▸ Description of the task
Reproduce the listing below without any change.

▸ Information given
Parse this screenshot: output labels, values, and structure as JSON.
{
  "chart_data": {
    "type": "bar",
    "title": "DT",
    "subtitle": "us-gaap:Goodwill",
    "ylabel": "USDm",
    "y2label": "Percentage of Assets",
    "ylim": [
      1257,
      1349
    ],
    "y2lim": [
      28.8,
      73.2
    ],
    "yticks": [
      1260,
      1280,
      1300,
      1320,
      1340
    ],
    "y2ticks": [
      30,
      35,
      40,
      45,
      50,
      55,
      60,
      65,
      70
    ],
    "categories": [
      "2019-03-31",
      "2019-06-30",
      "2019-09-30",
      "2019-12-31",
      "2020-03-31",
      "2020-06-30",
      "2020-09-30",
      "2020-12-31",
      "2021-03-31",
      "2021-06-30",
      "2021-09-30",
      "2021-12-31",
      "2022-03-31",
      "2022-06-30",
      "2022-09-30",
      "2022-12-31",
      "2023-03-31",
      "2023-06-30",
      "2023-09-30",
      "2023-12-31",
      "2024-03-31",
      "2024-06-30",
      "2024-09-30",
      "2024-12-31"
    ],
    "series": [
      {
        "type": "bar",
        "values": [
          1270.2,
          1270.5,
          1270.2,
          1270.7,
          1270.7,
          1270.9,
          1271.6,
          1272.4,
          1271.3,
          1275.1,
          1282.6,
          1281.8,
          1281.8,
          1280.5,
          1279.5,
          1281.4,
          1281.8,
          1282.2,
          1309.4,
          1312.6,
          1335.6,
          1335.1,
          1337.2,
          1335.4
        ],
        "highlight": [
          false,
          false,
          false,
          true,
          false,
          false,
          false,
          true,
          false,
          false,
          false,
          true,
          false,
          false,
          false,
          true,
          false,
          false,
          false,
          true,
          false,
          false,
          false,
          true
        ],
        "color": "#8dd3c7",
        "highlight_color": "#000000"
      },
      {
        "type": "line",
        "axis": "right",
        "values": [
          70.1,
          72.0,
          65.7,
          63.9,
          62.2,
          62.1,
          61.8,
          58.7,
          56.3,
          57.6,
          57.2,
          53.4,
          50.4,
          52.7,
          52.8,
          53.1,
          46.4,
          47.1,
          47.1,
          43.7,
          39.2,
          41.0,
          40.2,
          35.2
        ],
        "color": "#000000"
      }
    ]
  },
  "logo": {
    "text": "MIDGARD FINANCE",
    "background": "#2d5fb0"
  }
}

▸ Task result
Parse this screenshot: output labels, values, and structure as JSON.
{
  "chart_data": {
    "type": "bar",
    "title": "DT",
    "subtitle": "us-gaap:Goodwill",
    "ylabel": "USDm",
    "y2label": "Percentage of Assets",
    "ylim": [
      1257,
      1349
    ],
    "y2lim": [
      28.8,
      73.2
    ],
    "yticks": [
      1260,
      1280,
      1300,
      1320,
      1340
    ],
    "y2ticks": [
      30,
      35,
      40,
      45,
      50,
      55,
      60,
      65,
      70
    ],
    "categories": [
      "2019-03-31",
      "2019-06-30",
      "2019-09-30",
      "2019-12-31",
      "2020-03-31",
      "2020-06-30",
      "2020-09-30",
      "2020-12-31",
      "2021-03-31",
      "2021-06-30",
      "2021-09-30",
      "2021-12-31",
      "2022-03-31",
      "2022-06-30",
      "2022-09-30",
      "2022-12-31",
      "2023-03-31",
      "2023-06-30",
      "2023-09-30",
      "2023-12-31",
      "2024-03-31",
      "2024-06-30",
      "2024-09-30",
      "2024-12-31"
    ],
    "series": [
      {
        "type": "bar",
        "values": [
          1270.2,
          1270.5,
          1270.2,
          1270.7,
          1270.7,
          1270.9,
          1271.6,
          1272.4,
          1271.3,
          1275.1,
          1282.6,
          1281.8,
          1281.8,
          1280.5,
          1279.5,
          1281.4,
          1281.8,
          1282.2,
          1309.4,
          1312.6,
          1335.6,
          1335.1,
          1337.2,
          1335.4
        ],
        "highlight": [
          false,
          false,
          false,
          true,
          false,
          false,
          false,
          true,
          false,
          false,
          false,
          true,
          false,
          false,
          false,
          true,
          false,
          false,
          false,
          true,
          false,
          false,
          false,
          true
        ],
        "color": "#8dd3c7",
        "highlight_color": "#000000"
      },
      {
        "type": "line",
        "axis": "right",
        "values": [
          70.1,
          72.0,
          65.7,
          63.9,
          62.2,
          62.1,
          61.8,
          58.7,
          56.3,
          57.6,
          57.2,
          53.4,
          50.4,
          52.7,
          52.8,
          53.1,
          46.4,
          47.1,
          47.1,
          43.7,
          39.2,
          41.0,
          40.2,
          35.2
        ],
        "color": "#000000"
      }
    ]
  },
  "logo": {
    "text": "MIDGARD FINANCE",
    "background": "#2d5fb0"
  }
}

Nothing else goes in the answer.